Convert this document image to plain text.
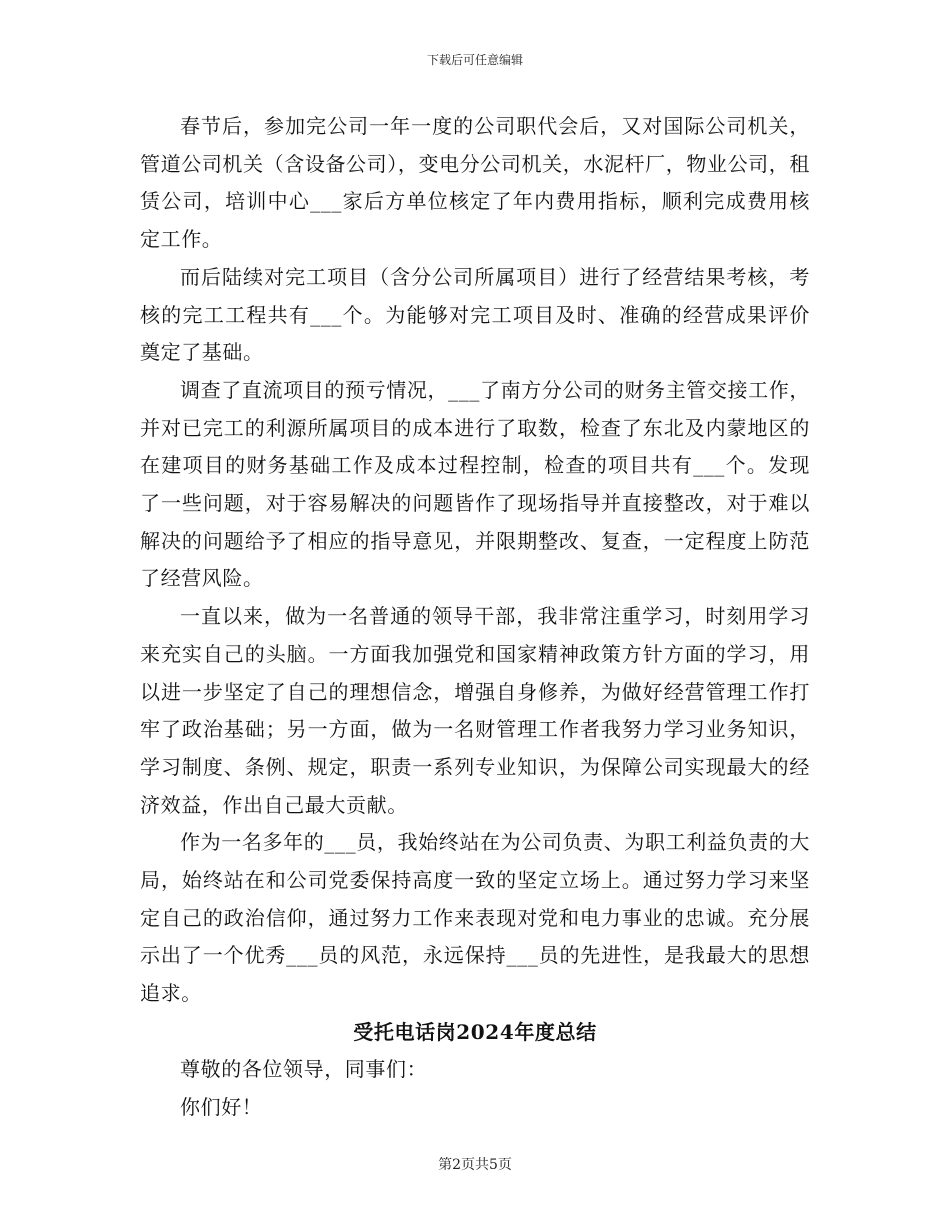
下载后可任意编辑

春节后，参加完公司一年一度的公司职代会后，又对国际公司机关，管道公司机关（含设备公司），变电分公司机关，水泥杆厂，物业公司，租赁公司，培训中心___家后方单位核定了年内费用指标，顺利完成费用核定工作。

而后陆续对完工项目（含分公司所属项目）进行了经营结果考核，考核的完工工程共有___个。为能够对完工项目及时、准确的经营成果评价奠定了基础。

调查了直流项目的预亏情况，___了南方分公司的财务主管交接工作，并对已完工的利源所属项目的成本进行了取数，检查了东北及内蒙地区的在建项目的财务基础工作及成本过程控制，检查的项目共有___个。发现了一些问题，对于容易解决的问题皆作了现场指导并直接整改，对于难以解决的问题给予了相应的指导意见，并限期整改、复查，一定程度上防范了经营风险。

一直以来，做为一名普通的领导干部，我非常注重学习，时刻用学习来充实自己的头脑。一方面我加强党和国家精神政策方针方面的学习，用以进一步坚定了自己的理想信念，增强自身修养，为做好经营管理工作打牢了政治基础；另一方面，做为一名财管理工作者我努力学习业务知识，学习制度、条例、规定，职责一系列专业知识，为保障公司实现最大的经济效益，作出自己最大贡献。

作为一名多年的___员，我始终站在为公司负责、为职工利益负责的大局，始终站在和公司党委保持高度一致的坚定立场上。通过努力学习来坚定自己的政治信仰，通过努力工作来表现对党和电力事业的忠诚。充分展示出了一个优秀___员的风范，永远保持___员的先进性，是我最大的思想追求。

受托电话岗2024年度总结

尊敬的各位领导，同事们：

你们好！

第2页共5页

******************************

* **Requirement**: Using the data above, write out every line exactly, leaving the images behind.

* **Answer to this problem**:
Convert this document image to plain text.
下载后可任意编辑

春节后，参加完公司一年一度的公司职代会后，又对国际公司机关，管道公司机关（含设备公司），变电分公司机关，水泥杆厂，物业公司，租赁公司，培训中心___家后方单位核定了年内费用指标，顺利完成费用核定工作。

而后陆续对完工项目（含分公司所属项目）进行了经营结果考核，考核的完工工程共有___个。为能够对完工项目及时、准确的经营成果评价奠定了基础。

调查了直流项目的预亏情况，___了南方分公司的财务主管交接工作，并对已完工的利源所属项目的成本进行了取数，检查了东北及内蒙地区的在建项目的财务基础工作及成本过程控制，检查的项目共有___个。发现了一些问题，对于容易解决的问题皆作了现场指导并直接整改，对于难以解决的问题给予了相应的指导意见，并限期整改、复查，一定程度上防范了经营风险。

一直以来，做为一名普通的领导干部，我非常注重学习，时刻用学习来充实自己的头脑。一方面我加强党和国家精神政策方针方面的学习，用以进一步坚定了自己的理想信念，增强自身修养，为做好经营管理工作打牢了政治基础；另一方面，做为一名财管理工作者我努力学习业务知识，学习制度、条例、规定，职责一系列专业知识，为保障公司实现最大的经济效益，作出自己最大贡献。

作为一名多年的___员，我始终站在为公司负责、为职工利益负责的大局，始终站在和公司党委保持高度一致的坚定立场上。通过努力学习来坚定自己的政治信仰，通过努力工作来表现对党和电力事业的忠诚。充分展示出了一个优秀___员的风范，永远保持___员的先进性，是我最大的思想追求。

受托电话岗2024年度总结

尊敬的各位领导，同事们：

你们好！

第2页共5页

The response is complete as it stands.